# [Dataset items]
╔══

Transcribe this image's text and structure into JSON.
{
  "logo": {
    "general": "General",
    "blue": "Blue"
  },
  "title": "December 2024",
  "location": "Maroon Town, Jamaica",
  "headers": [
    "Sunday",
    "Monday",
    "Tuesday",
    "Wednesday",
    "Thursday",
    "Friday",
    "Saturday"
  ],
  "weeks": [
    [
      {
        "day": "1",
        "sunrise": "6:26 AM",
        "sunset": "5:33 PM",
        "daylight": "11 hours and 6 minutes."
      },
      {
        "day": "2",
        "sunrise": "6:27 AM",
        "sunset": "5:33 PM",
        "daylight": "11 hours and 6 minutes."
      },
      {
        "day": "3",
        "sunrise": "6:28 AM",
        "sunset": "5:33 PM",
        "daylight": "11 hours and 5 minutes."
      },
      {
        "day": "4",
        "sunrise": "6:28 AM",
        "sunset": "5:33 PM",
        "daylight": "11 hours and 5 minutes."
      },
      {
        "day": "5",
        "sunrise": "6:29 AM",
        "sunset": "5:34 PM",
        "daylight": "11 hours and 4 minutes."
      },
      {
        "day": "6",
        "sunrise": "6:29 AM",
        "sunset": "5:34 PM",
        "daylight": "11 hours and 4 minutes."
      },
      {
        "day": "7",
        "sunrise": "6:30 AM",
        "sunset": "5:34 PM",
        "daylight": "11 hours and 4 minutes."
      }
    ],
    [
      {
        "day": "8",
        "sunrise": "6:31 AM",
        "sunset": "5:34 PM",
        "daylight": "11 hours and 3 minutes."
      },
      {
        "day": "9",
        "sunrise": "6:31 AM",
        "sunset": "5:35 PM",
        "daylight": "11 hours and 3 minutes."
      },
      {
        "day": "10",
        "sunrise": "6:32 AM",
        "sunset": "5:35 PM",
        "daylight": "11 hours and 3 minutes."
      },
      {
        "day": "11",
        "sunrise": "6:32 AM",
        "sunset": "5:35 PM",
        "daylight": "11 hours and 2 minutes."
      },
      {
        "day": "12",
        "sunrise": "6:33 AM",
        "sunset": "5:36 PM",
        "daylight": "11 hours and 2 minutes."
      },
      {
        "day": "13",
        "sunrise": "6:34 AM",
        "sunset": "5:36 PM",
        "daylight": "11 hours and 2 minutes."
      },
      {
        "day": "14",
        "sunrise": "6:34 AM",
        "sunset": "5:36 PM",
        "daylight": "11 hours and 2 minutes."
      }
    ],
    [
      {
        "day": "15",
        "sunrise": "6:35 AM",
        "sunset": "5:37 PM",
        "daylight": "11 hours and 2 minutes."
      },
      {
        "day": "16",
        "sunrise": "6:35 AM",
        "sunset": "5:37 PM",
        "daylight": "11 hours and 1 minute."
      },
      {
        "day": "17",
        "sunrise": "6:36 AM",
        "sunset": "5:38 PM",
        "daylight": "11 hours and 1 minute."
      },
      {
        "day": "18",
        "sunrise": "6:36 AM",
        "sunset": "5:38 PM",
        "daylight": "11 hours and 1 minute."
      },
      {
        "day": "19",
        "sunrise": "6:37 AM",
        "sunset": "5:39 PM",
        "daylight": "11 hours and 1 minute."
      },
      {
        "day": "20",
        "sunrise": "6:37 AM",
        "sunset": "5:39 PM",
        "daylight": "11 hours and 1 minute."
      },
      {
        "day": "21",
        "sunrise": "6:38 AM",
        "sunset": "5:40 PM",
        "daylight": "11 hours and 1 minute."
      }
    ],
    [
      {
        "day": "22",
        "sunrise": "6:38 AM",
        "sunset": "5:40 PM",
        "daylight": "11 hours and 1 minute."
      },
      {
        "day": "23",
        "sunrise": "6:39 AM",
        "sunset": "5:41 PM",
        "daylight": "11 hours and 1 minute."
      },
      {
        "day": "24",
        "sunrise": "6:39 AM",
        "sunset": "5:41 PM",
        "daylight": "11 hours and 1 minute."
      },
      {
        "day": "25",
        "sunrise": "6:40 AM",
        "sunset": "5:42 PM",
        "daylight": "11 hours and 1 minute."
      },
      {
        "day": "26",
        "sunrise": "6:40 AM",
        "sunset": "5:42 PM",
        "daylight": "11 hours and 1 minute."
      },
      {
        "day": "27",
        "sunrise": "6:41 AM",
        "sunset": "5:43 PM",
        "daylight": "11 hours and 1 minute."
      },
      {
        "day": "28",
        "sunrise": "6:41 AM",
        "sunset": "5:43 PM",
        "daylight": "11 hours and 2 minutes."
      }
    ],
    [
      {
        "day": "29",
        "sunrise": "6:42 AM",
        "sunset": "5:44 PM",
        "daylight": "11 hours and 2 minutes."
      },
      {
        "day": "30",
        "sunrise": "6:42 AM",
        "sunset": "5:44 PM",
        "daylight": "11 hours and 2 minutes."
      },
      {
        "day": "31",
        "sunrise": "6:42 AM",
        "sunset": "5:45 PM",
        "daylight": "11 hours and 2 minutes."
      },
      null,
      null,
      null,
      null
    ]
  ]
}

╚══

# [What the task asks]
Your task is to repeat each line of the material exactly.

# [Complete response]
Transcribe this image's text and structure into JSON.
{
  "logo": {
    "general": "General",
    "blue": "Blue"
  },
  "title": "December 2024",
  "location": "Maroon Town, Jamaica",
  "headers": [
    "Sunday",
    "Monday",
    "Tuesday",
    "Wednesday",
    "Thursday",
    "Friday",
    "Saturday"
  ],
  "weeks": [
    [
      {
        "day": "1",
        "sunrise": "6:26 AM",
        "sunset": "5:33 PM",
        "daylight": "11 hours and 6 minutes."
      },
      {
        "day": "2",
        "sunrise": "6:27 AM",
        "sunset": "5:33 PM",
        "daylight": "11 hours and 6 minutes."
      },
      {
        "day": "3",
        "sunrise": "6:28 AM",
        "sunset": "5:33 PM",
        "daylight": "11 hours and 5 minutes."
      },
      {
        "day": "4",
        "sunrise": "6:28 AM",
        "sunset": "5:33 PM",
        "daylight": "11 hours and 5 minutes."
      },
      {
        "day": "5",
        "sunrise": "6:29 AM",
        "sunset": "5:34 PM",
        "daylight": "11 hours and 4 minutes."
      },
      {
        "day": "6",
        "sunrise": "6:29 AM",
        "sunset": "5:34 PM",
        "daylight": "11 hours and 4 minutes."
      },
      {
        "day": "7",
        "sunrise": "6:30 AM",
        "sunset": "5:34 PM",
        "daylight": "11 hours and 4 minutes."
      }
    ],
    [
      {
        "day": "8",
        "sunrise": "6:31 AM",
        "sunset": "5:34 PM",
        "daylight": "11 hours and 3 minutes."
      },
      {
        "day": "9",
        "sunrise": "6:31 AM",
        "sunset": "5:35 PM",
        "daylight": "11 hours and 3 minutes."
      },
      {
        "day": "10",
        "sunrise": "6:32 AM",
        "sunset": "5:35 PM",
        "daylight": "11 hours and 3 minutes."
      },
      {
        "day": "11",
        "sunrise": "6:32 AM",
        "sunset": "5:35 PM",
        "daylight": "11 hours and 2 minutes."
      },
      {
        "day": "12",
        "sunrise": "6:33 AM",
        "sunset": "5:36 PM",
        "daylight": "11 hours and 2 minutes."
      },
      {
        "day": "13",
        "sunrise": "6:34 AM",
        "sunset": "5:36 PM",
        "daylight": "11 hours and 2 minutes."
      },
      {
        "day": "14",
        "sunrise": "6:34 AM",
        "sunset": "5:36 PM",
        "daylight": "11 hours and 2 minutes."
      }
    ],
    [
      {
        "day": "15",
        "sunrise": "6:35 AM",
        "sunset": "5:37 PM",
        "daylight": "11 hours and 2 minutes."
      },
      {
        "day": "16",
        "sunrise": "6:35 AM",
        "sunset": "5:37 PM",
        "daylight": "11 hours and 1 minute."
      },
      {
        "day": "17",
        "sunrise": "6:36 AM",
        "sunset": "5:38 PM",
        "daylight": "11 hours and 1 minute."
      },
      {
        "day": "18",
        "sunrise": "6:36 AM",
        "sunset": "5:38 PM",
        "daylight": "11 hours and 1 minute."
      },
      {
        "day": "19",
        "sunrise": "6:37 AM",
        "sunset": "5:39 PM",
        "daylight": "11 hours and 1 minute."
      },
      {
        "day": "20",
        "sunrise": "6:37 AM",
        "sunset": "5:39 PM",
        "daylight": "11 hours and 1 minute."
      },
      {
        "day": "21",
        "sunrise": "6:38 AM",
        "sunset": "5:40 PM",
        "daylight": "11 hours and 1 minute."
      }
    ],
    [
      {
        "day": "22",
        "sunrise": "6:38 AM",
        "sunset": "5:40 PM",
        "daylight": "11 hours and 1 minute."
      },
      {
        "day": "23",
        "sunrise": "6:39 AM",
        "sunset": "5:41 PM",
        "daylight": "11 hours and 1 minute."
      },
      {
        "day": "24",
        "sunrise": "6:39 AM",
        "sunset": "5:41 PM",
        "daylight": "11 hours and 1 minute."
      },
      {
        "day": "25",
        "sunrise": "6:40 AM",
        "sunset": "5:42 PM",
        "daylight": "11 hours and 1 minute."
      },
      {
        "day": "26",
        "sunrise": "6:40 AM",
        "sunset": "5:42 PM",
        "daylight": "11 hours and 1 minute."
      },
      {
        "day": "27",
        "sunrise": "6:41 AM",
        "sunset": "5:43 PM",
        "daylight": "11 hours and 1 minute."
      },
      {
        "day": "28",
        "sunrise": "6:41 AM",
        "sunset": "5:43 PM",
        "daylight": "11 hours and 2 minutes."
      }
    ],
    [
      {
        "day": "29",
        "sunrise": "6:42 AM",
        "sunset": "5:44 PM",
        "daylight": "11 hours and 2 minutes."
      },
      {
        "day": "30",
        "sunrise": "6:42 AM",
        "sunset": "5:44 PM",
        "daylight": "11 hours and 2 minutes."
      },
      {
        "day": "31",
        "sunrise": "6:42 AM",
        "sunset": "5:45 PM",
        "daylight": "11 hours and 2 minutes."
      },
      null,
      null,
      null,
      null
    ]
  ]
}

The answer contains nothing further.